-- start Items --

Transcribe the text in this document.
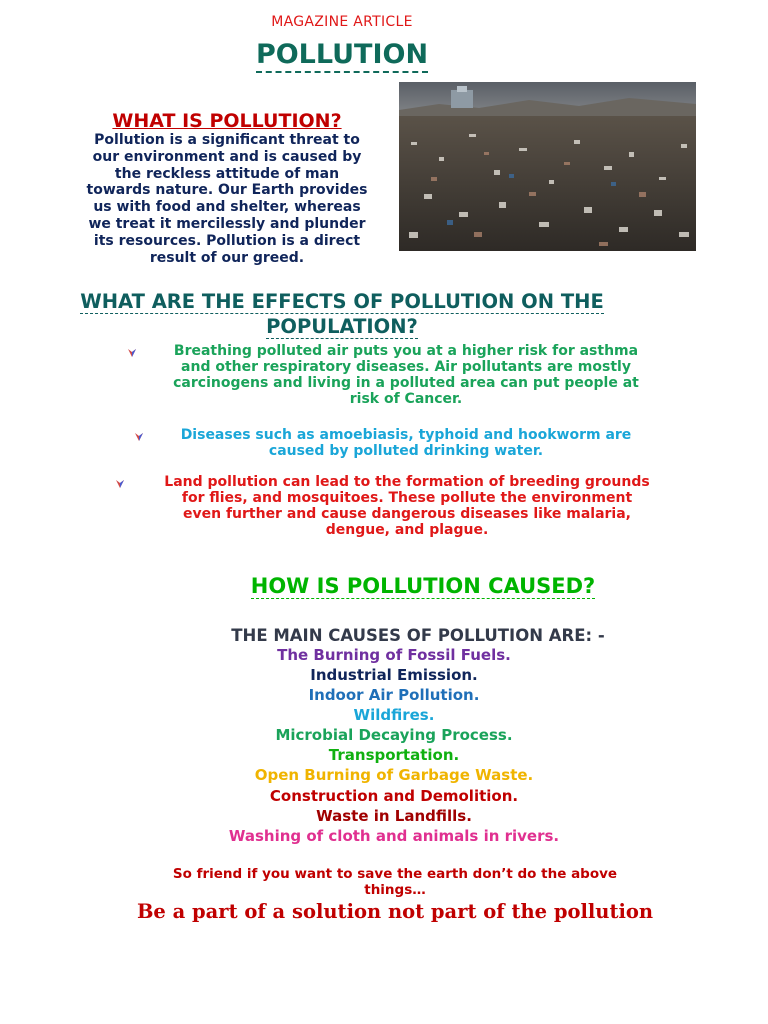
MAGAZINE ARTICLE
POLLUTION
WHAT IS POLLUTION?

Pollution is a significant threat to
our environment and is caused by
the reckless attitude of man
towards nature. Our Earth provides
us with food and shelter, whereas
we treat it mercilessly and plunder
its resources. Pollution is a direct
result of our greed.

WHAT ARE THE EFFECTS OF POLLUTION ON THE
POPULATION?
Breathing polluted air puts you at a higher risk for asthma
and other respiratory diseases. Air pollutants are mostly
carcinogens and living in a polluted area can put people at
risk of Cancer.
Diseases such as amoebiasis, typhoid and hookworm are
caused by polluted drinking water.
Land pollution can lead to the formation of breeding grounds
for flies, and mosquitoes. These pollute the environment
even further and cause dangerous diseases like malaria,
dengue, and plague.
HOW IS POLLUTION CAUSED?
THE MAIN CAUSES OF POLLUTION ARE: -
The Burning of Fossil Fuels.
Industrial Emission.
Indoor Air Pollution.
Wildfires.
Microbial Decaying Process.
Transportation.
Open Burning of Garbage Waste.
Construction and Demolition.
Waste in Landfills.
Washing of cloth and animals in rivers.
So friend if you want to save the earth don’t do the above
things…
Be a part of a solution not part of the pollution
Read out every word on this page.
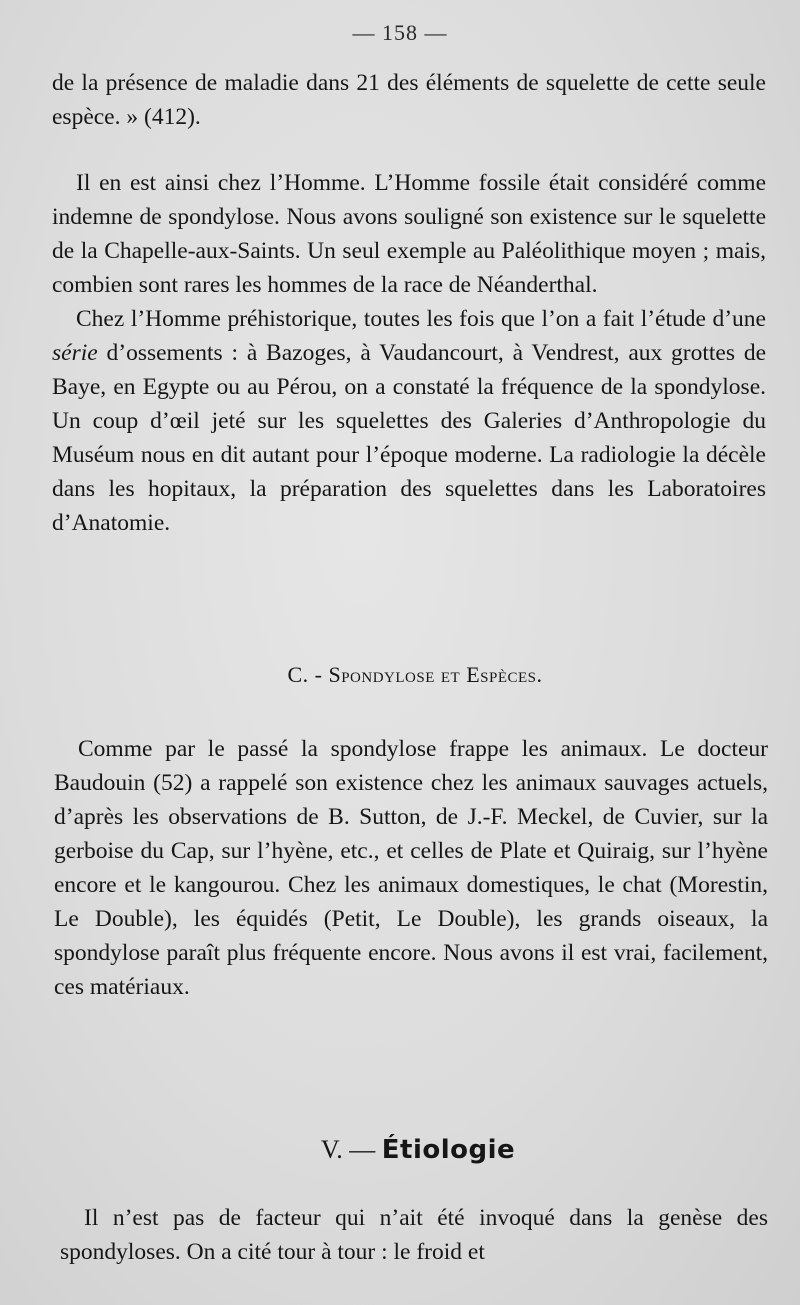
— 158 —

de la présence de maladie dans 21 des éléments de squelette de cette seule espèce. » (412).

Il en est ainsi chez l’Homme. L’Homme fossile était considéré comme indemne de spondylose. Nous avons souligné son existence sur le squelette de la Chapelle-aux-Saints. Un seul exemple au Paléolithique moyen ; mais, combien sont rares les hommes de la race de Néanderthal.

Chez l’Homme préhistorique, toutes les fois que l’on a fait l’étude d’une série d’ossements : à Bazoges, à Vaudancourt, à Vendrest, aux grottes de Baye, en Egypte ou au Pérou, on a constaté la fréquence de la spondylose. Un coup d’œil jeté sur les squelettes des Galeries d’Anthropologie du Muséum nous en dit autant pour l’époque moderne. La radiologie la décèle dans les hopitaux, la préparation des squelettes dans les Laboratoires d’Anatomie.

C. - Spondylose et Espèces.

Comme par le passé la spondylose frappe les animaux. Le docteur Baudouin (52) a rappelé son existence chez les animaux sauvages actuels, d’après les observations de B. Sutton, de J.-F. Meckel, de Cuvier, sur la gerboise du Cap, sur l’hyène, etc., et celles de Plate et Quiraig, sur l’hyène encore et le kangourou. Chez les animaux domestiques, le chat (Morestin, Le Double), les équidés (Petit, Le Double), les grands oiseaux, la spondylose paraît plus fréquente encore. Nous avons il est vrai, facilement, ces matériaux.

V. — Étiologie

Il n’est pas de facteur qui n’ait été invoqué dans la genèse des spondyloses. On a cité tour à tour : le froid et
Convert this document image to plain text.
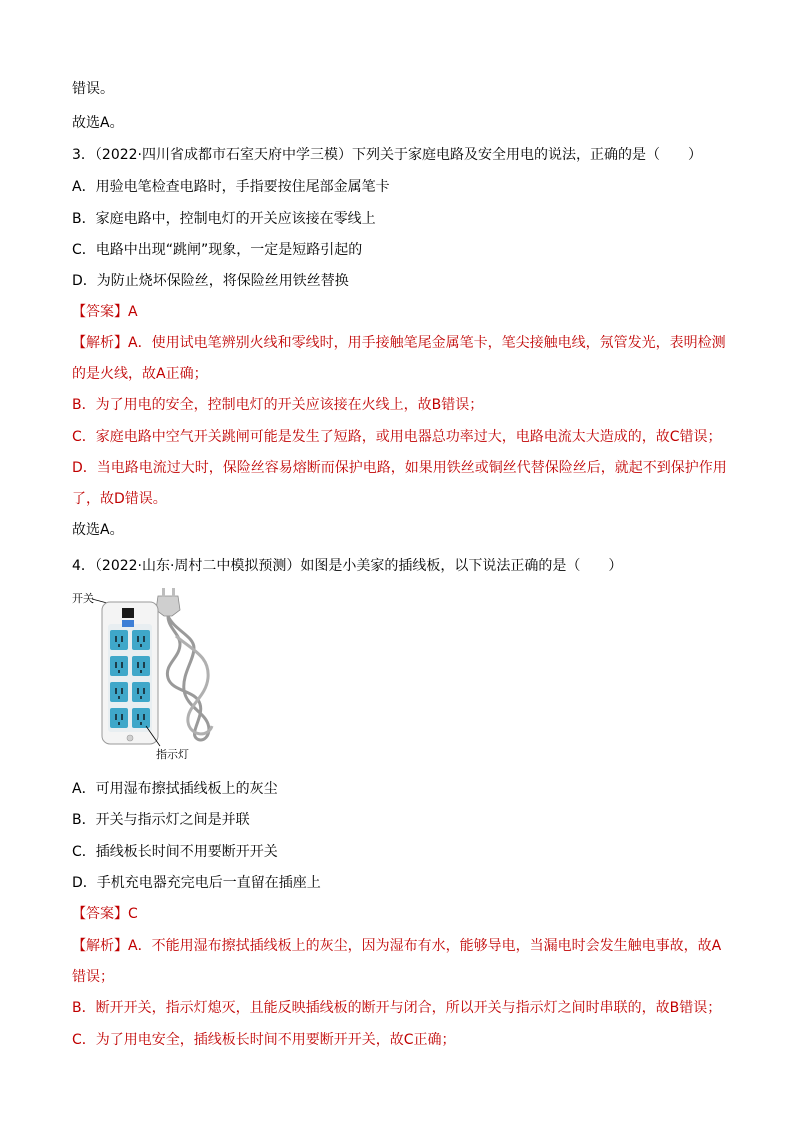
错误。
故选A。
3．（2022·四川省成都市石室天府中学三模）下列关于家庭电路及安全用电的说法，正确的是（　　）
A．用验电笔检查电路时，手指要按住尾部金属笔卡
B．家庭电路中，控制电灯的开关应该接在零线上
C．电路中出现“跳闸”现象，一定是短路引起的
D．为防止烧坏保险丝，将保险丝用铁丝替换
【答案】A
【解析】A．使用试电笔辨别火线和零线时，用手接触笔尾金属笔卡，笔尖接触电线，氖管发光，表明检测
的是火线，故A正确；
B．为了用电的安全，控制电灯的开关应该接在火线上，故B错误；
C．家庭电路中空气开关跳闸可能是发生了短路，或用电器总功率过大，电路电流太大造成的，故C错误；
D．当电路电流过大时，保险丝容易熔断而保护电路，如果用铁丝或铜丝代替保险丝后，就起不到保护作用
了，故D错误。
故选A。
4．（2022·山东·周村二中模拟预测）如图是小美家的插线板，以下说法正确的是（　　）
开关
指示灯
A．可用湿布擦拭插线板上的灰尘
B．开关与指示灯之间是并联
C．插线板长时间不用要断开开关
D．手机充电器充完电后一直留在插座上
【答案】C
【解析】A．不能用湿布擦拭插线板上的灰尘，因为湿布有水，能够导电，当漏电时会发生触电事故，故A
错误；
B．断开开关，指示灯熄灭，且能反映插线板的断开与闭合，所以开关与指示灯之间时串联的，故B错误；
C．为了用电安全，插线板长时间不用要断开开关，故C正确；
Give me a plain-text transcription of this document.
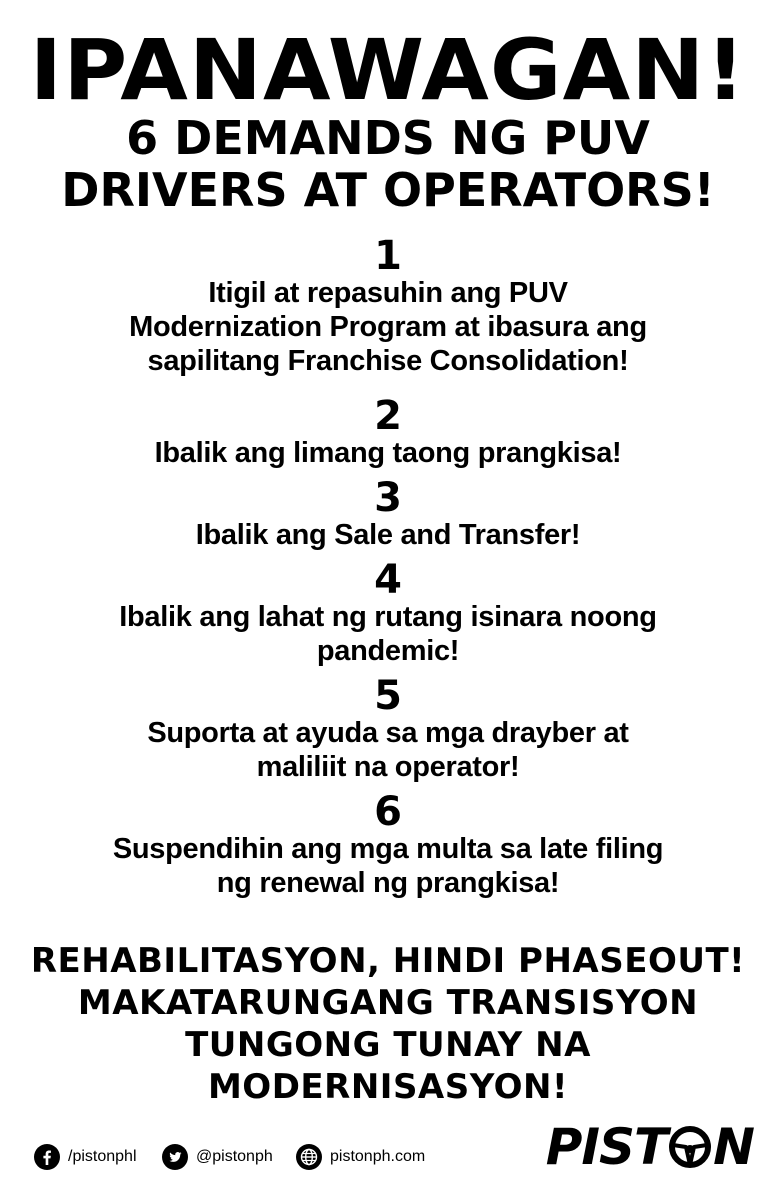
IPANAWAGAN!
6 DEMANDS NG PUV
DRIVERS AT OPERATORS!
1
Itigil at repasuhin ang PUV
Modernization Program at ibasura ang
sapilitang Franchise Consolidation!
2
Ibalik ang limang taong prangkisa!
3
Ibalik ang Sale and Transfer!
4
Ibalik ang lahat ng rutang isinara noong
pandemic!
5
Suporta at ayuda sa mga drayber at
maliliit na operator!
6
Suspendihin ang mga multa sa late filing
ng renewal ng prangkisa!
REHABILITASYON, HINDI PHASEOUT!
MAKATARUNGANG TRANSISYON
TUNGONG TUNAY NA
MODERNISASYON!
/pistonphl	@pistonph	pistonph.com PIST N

-- end Items --

--- Problem to solve ---
Where a line of the records above holds the word "Waste", copy that line.

--- Output for this task ---
Open Burning of Garbage Waste.
Waste in Landfills.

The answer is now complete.